##### Information supplied

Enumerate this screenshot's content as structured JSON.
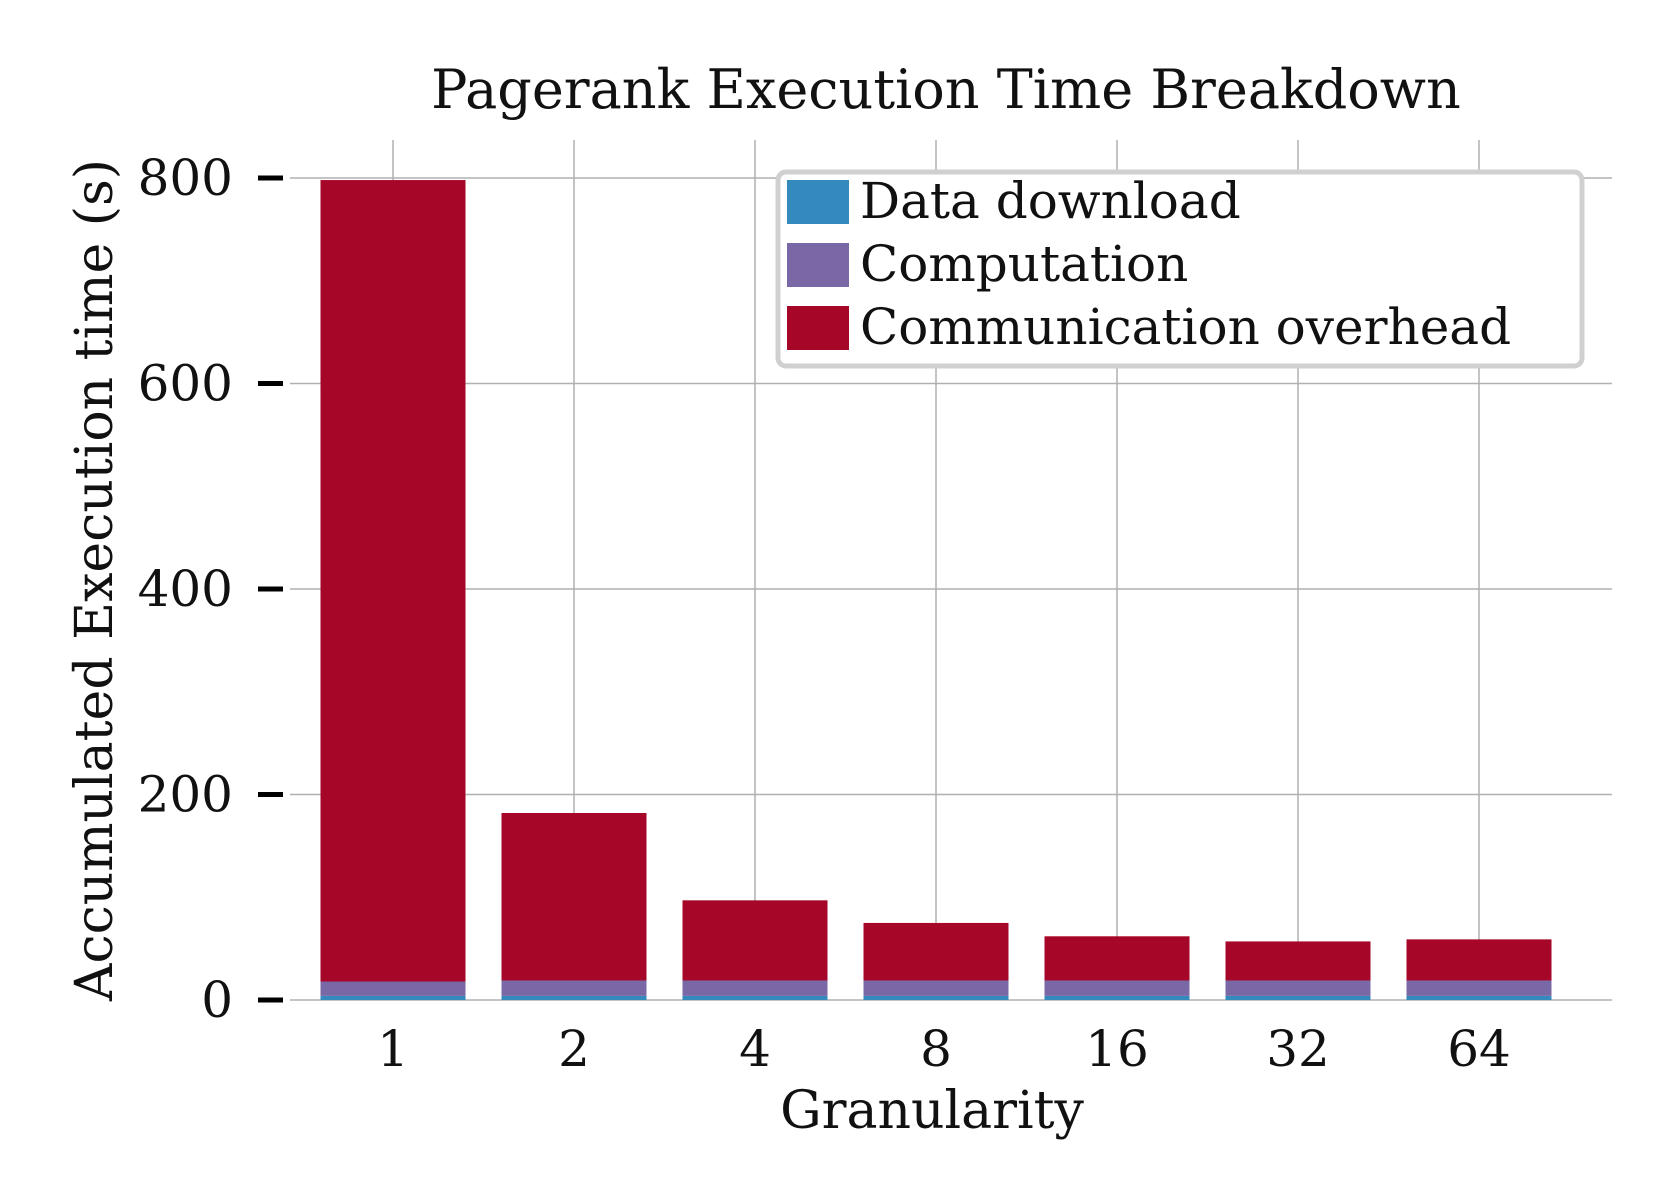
{
  "chart_data": {
    "type": "bar",
    "stacked": true,
    "title": "Pagerank Execution Time Breakdown",
    "xlabel": "Granularity",
    "ylabel": "Accumulated Execution time (s)",
    "categories": [
      "1",
      "2",
      "4",
      "8",
      "16",
      "32",
      "64"
    ],
    "ylim": [
      0,
      800
    ],
    "yticks": [
      "0",
      "200",
      "400",
      "600",
      "800"
    ],
    "grid": true,
    "legend_position": "top-right",
    "series": [
      {
        "name": "Data download",
        "color": "#348abd",
        "values": [
          4,
          4,
          4,
          4,
          4,
          4,
          4
        ]
      },
      {
        "name": "Computation",
        "color": "#7a68a6",
        "values": [
          14,
          15,
          15,
          15,
          15,
          15,
          15
        ]
      },
      {
        "name": "Communication overhead",
        "color": "#a60628",
        "values": [
          780,
          163,
          78,
          56,
          43,
          38,
          40
        ]
      }
    ]
  }
}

##########

Reproduce the material above verbatim; omit every picture.

Enumerate this screenshot's content as structured JSON.
{
  "chart_data": {
    "type": "bar",
    "stacked": true,
    "title": "Pagerank Execution Time Breakdown",
    "xlabel": "Granularity",
    "ylabel": "Accumulated Execution time (s)",
    "categories": [
      "1",
      "2",
      "4",
      "8",
      "16",
      "32",
      "64"
    ],
    "ylim": [
      0,
      800
    ],
    "yticks": [
      "0",
      "200",
      "400",
      "600",
      "800"
    ],
    "grid": true,
    "legend_position": "top-right",
    "series": [
      {
        "name": "Data download",
        "color": "#348abd",
        "values": [
          4,
          4,
          4,
          4,
          4,
          4,
          4
        ]
      },
      {
        "name": "Computation",
        "color": "#7a68a6",
        "values": [
          14,
          15,
          15,
          15,
          15,
          15,
          15
        ]
      },
      {
        "name": "Communication overhead",
        "color": "#a60628",
        "values": [
          780,
          163,
          78,
          56,
          43,
          38,
          40
        ]
      }
    ]
  }
}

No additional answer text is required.